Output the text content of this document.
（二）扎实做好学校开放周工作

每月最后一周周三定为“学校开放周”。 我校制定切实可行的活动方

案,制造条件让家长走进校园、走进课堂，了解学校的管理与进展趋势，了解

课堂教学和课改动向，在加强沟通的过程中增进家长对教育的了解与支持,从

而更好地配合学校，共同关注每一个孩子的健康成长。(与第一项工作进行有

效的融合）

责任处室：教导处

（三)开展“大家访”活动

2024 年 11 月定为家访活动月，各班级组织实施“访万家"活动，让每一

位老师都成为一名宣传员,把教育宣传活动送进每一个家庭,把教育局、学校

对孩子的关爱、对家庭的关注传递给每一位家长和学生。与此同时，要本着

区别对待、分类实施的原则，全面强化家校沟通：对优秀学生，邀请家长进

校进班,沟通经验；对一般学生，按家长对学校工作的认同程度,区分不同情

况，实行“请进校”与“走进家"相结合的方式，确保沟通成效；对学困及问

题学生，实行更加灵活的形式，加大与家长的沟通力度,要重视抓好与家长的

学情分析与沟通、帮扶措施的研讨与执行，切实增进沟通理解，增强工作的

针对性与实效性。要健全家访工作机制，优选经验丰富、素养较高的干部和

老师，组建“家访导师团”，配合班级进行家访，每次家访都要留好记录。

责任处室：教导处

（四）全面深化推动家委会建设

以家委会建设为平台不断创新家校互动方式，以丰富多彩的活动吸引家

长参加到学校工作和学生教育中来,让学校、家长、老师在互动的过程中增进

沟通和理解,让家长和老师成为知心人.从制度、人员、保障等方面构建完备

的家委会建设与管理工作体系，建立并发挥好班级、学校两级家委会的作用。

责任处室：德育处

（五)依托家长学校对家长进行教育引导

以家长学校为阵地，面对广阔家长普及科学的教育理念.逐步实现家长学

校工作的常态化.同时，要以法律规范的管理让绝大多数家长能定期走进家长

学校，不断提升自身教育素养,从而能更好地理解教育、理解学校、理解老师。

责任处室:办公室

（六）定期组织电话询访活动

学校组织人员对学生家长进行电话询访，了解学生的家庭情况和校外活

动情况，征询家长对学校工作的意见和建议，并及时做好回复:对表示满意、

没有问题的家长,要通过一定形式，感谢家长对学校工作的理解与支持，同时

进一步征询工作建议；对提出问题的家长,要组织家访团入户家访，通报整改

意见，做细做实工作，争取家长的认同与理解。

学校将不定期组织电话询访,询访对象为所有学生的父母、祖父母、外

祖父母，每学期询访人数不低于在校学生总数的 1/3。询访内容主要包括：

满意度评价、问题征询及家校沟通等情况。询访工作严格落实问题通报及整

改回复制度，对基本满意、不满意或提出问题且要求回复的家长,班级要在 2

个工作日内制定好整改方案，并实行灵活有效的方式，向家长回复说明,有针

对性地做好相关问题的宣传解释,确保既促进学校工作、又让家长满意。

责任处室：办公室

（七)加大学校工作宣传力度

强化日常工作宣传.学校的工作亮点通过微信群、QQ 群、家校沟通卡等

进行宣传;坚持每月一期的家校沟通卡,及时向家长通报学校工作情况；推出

#### TASK TO COMPLETE
Return the whole listing exactly.

#### COMPLETED EXERCISE
Output the text content of this document.
（二）扎实做好学校开放周工作

每月最后一周周三定为“学校开放周”。 我校制定切实可行的活动方

案,制造条件让家长走进校园、走进课堂，了解学校的管理与进展趋势，了解

课堂教学和课改动向，在加强沟通的过程中增进家长对教育的了解与支持,从

而更好地配合学校，共同关注每一个孩子的健康成长。(与第一项工作进行有

效的融合）

责任处室：教导处

（三)开展“大家访”活动

2024 年 11 月定为家访活动月，各班级组织实施“访万家"活动，让每一

位老师都成为一名宣传员,把教育宣传活动送进每一个家庭,把教育局、学校

对孩子的关爱、对家庭的关注传递给每一位家长和学生。与此同时，要本着

区别对待、分类实施的原则，全面强化家校沟通：对优秀学生，邀请家长进

校进班,沟通经验；对一般学生，按家长对学校工作的认同程度,区分不同情

况，实行“请进校”与“走进家"相结合的方式，确保沟通成效；对学困及问

题学生，实行更加灵活的形式，加大与家长的沟通力度,要重视抓好与家长的

学情分析与沟通、帮扶措施的研讨与执行，切实增进沟通理解，增强工作的

针对性与实效性。要健全家访工作机制，优选经验丰富、素养较高的干部和

老师，组建“家访导师团”，配合班级进行家访，每次家访都要留好记录。

责任处室：教导处

（四）全面深化推动家委会建设

以家委会建设为平台不断创新家校互动方式，以丰富多彩的活动吸引家

长参加到学校工作和学生教育中来,让学校、家长、老师在互动的过程中增进

沟通和理解,让家长和老师成为知心人.从制度、人员、保障等方面构建完备

的家委会建设与管理工作体系，建立并发挥好班级、学校两级家委会的作用。

责任处室：德育处

（五)依托家长学校对家长进行教育引导

以家长学校为阵地，面对广阔家长普及科学的教育理念.逐步实现家长学

校工作的常态化.同时，要以法律规范的管理让绝大多数家长能定期走进家长

学校，不断提升自身教育素养,从而能更好地理解教育、理解学校、理解老师。

责任处室:办公室

（六）定期组织电话询访活动

学校组织人员对学生家长进行电话询访，了解学生的家庭情况和校外活

动情况，征询家长对学校工作的意见和建议，并及时做好回复:对表示满意、

没有问题的家长,要通过一定形式，感谢家长对学校工作的理解与支持，同时

进一步征询工作建议；对提出问题的家长,要组织家访团入户家访，通报整改

意见，做细做实工作，争取家长的认同与理解。

学校将不定期组织电话询访,询访对象为所有学生的父母、祖父母、外

祖父母，每学期询访人数不低于在校学生总数的 1/3。询访内容主要包括：

满意度评价、问题征询及家校沟通等情况。询访工作严格落实问题通报及整

改回复制度，对基本满意、不满意或提出问题且要求回复的家长,班级要在 2

个工作日内制定好整改方案，并实行灵活有效的方式，向家长回复说明,有针

对性地做好相关问题的宣传解释,确保既促进学校工作、又让家长满意。

责任处室：办公室

（七)加大学校工作宣传力度

强化日常工作宣传.学校的工作亮点通过微信群、QQ 群、家校沟通卡等

进行宣传;坚持每月一期的家校沟通卡,及时向家长通报学校工作情况；推出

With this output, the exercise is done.